━━━ EXTRACTED ENTRIES ━━━

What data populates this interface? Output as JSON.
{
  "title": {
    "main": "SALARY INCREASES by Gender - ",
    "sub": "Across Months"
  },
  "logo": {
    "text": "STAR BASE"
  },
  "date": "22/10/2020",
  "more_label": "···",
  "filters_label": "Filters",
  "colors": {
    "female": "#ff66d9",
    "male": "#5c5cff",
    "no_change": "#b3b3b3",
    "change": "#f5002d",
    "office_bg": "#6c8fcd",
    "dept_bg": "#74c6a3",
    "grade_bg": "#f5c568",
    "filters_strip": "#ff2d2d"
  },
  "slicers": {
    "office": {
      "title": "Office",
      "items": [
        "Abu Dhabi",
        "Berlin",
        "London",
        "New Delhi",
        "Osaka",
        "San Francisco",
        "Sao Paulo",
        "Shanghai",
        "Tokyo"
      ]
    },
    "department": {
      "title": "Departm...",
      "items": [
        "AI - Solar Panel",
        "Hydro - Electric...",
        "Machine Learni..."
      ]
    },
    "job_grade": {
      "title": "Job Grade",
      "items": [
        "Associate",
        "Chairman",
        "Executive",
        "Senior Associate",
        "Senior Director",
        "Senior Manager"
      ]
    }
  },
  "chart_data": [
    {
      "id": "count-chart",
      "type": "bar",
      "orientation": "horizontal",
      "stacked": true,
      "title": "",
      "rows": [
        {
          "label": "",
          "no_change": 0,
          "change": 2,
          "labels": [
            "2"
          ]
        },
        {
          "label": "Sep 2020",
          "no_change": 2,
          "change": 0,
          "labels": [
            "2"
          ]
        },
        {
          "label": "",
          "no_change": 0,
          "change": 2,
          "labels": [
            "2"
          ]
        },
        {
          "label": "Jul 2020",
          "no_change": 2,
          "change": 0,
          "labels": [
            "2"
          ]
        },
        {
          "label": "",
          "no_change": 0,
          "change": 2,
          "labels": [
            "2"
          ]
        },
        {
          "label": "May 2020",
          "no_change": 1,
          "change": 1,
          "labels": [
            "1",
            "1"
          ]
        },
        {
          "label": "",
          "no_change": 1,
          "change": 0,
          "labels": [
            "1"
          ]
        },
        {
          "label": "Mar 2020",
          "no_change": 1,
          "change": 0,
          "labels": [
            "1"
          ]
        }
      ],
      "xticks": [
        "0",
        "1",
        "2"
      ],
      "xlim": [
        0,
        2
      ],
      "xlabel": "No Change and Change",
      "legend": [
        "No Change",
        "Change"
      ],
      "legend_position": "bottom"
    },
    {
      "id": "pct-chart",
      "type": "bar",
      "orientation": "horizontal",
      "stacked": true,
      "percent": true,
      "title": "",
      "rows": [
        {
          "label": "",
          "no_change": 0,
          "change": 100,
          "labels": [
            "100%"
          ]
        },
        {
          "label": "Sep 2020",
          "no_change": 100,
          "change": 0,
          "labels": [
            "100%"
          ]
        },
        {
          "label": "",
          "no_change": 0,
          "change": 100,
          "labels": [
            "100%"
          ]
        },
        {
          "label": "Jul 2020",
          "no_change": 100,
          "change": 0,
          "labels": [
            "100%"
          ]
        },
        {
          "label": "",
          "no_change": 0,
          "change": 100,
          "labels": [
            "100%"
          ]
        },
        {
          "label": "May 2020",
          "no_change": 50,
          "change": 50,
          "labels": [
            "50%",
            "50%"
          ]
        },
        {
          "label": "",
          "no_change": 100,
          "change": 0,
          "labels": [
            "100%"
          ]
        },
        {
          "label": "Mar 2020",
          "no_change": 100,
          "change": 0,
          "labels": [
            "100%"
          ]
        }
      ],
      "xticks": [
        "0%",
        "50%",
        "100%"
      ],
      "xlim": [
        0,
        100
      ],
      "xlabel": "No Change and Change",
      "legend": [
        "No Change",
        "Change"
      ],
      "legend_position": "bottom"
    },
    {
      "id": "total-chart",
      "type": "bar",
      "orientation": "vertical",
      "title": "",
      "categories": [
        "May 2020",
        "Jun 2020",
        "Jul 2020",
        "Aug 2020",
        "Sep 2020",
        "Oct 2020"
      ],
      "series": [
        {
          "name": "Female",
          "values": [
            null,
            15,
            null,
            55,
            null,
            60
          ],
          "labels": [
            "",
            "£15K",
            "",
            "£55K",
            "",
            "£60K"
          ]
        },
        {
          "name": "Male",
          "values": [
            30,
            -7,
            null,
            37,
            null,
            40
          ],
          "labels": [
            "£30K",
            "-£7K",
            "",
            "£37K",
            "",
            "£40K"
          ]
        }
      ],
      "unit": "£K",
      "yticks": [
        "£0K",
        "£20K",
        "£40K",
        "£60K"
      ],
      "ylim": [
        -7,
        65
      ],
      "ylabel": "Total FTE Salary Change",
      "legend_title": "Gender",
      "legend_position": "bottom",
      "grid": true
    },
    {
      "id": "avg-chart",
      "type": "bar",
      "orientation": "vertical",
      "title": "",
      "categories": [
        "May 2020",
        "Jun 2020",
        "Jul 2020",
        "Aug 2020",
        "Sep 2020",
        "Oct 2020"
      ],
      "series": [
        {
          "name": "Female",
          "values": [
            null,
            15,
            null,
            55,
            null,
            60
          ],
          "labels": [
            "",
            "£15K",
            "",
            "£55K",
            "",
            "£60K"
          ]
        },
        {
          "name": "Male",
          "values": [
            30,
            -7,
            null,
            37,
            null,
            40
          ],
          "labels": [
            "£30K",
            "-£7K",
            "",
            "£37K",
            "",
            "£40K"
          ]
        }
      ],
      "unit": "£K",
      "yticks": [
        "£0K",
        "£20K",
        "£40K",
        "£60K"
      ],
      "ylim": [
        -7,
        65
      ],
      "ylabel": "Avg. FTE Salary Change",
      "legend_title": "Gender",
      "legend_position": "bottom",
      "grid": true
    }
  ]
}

━━━

JOB
Would you copy out each line exactly as written?

EXERCISE SOLUTION
What data populates this interface? Output as JSON.
{
  "title": {
    "main": "SALARY INCREASES by Gender - ",
    "sub": "Across Months"
  },
  "logo": {
    "text": "STAR BASE"
  },
  "date": "22/10/2020",
  "more_label": "···",
  "filters_label": "Filters",
  "colors": {
    "female": "#ff66d9",
    "male": "#5c5cff",
    "no_change": "#b3b3b3",
    "change": "#f5002d",
    "office_bg": "#6c8fcd",
    "dept_bg": "#74c6a3",
    "grade_bg": "#f5c568",
    "filters_strip": "#ff2d2d"
  },
  "slicers": {
    "office": {
      "title": "Office",
      "items": [
        "Abu Dhabi",
        "Berlin",
        "London",
        "New Delhi",
        "Osaka",
        "San Francisco",
        "Sao Paulo",
        "Shanghai",
        "Tokyo"
      ]
    },
    "department": {
      "title": "Departm...",
      "items": [
        "AI - Solar Panel",
        "Hydro - Electric...",
        "Machine Learni..."
      ]
    },
    "job_grade": {
      "title": "Job Grade",
      "items": [
        "Associate",
        "Chairman",
        "Executive",
        "Senior Associate",
        "Senior Director",
        "Senior Manager"
      ]
    }
  },
  "chart_data": [
    {
      "id": "count-chart",
      "type": "bar",
      "orientation": "horizontal",
      "stacked": true,
      "title": "",
      "rows": [
        {
          "label": "",
          "no_change": 0,
          "change": 2,
          "labels": [
            "2"
          ]
        },
        {
          "label": "Sep 2020",
          "no_change": 2,
          "change": 0,
          "labels": [
            "2"
          ]
        },
        {
          "label": "",
          "no_change": 0,
          "change": 2,
          "labels": [
            "2"
          ]
        },
        {
          "label": "Jul 2020",
          "no_change": 2,
          "change": 0,
          "labels": [
            "2"
          ]
        },
        {
          "label": "",
          "no_change": 0,
          "change": 2,
          "labels": [
            "2"
          ]
        },
        {
          "label": "May 2020",
          "no_change": 1,
          "change": 1,
          "labels": [
            "1",
            "1"
          ]
        },
        {
          "label": "",
          "no_change": 1,
          "change": 0,
          "labels": [
            "1"
          ]
        },
        {
          "label": "Mar 2020",
          "no_change": 1,
          "change": 0,
          "labels": [
            "1"
          ]
        }
      ],
      "xticks": [
        "0",
        "1",
        "2"
      ],
      "xlim": [
        0,
        2
      ],
      "xlabel": "No Change and Change",
      "legend": [
        "No Change",
        "Change"
      ],
      "legend_position": "bottom"
    },
    {
      "id": "pct-chart",
      "type": "bar",
      "orientation": "horizontal",
      "stacked": true,
      "percent": true,
      "title": "",
      "rows": [
        {
          "label": "",
          "no_change": 0,
          "change": 100,
          "labels": [
            "100%"
          ]
        },
        {
          "label": "Sep 2020",
          "no_change": 100,
          "change": 0,
          "labels": [
            "100%"
          ]
        },
        {
          "label": "",
          "no_change": 0,
          "change": 100,
          "labels": [
            "100%"
          ]
        },
        {
          "label": "Jul 2020",
          "no_change": 100,
          "change": 0,
          "labels": [
            "100%"
          ]
        },
        {
          "label": "",
          "no_change": 0,
          "change": 100,
          "labels": [
            "100%"
          ]
        },
        {
          "label": "May 2020",
          "no_change": 50,
          "change": 50,
          "labels": [
            "50%",
            "50%"
          ]
        },
        {
          "label": "",
          "no_change": 100,
          "change": 0,
          "labels": [
            "100%"
          ]
        },
        {
          "label": "Mar 2020",
          "no_change": 100,
          "change": 0,
          "labels": [
            "100%"
          ]
        }
      ],
      "xticks": [
        "0%",
        "50%",
        "100%"
      ],
      "xlim": [
        0,
        100
      ],
      "xlabel": "No Change and Change",
      "legend": [
        "No Change",
        "Change"
      ],
      "legend_position": "bottom"
    },
    {
      "id": "total-chart",
      "type": "bar",
      "orientation": "vertical",
      "title": "",
      "categories": [
        "May 2020",
        "Jun 2020",
        "Jul 2020",
        "Aug 2020",
        "Sep 2020",
        "Oct 2020"
      ],
      "series": [
        {
          "name": "Female",
          "values": [
            null,
            15,
            null,
            55,
            null,
            60
          ],
          "labels": [
            "",
            "£15K",
            "",
            "£55K",
            "",
            "£60K"
          ]
        },
        {
          "name": "Male",
          "values": [
            30,
            -7,
            null,
            37,
            null,
            40
          ],
          "labels": [
            "£30K",
            "-£7K",
            "",
            "£37K",
            "",
            "£40K"
          ]
        }
      ],
      "unit": "£K",
      "yticks": [
        "£0K",
        "£20K",
        "£40K",
        "£60K"
      ],
      "ylim": [
        -7,
        65
      ],
      "ylabel": "Total FTE Salary Change",
      "legend_title": "Gender",
      "legend_position": "bottom",
      "grid": true
    },
    {
      "id": "avg-chart",
      "type": "bar",
      "orientation": "vertical",
      "title": "",
      "categories": [
        "May 2020",
        "Jun 2020",
        "Jul 2020",
        "Aug 2020",
        "Sep 2020",
        "Oct 2020"
      ],
      "series": [
        {
          "name": "Female",
          "values": [
            null,
            15,
            null,
            55,
            null,
            60
          ],
          "labels": [
            "",
            "£15K",
            "",
            "£55K",
            "",
            "£60K"
          ]
        },
        {
          "name": "Male",
          "values": [
            30,
            -7,
            null,
            37,
            null,
            40
          ],
          "labels": [
            "£30K",
            "-£7K",
            "",
            "£37K",
            "",
            "£40K"
          ]
        }
      ],
      "unit": "£K",
      "yticks": [
        "£0K",
        "£20K",
        "£40K",
        "£60K"
      ],
      "ylim": [
        -7,
        65
      ],
      "ylabel": "Avg. FTE Salary Change",
      "legend_title": "Gender",
      "legend_position": "bottom",
      "grid": true
    }
  ]
}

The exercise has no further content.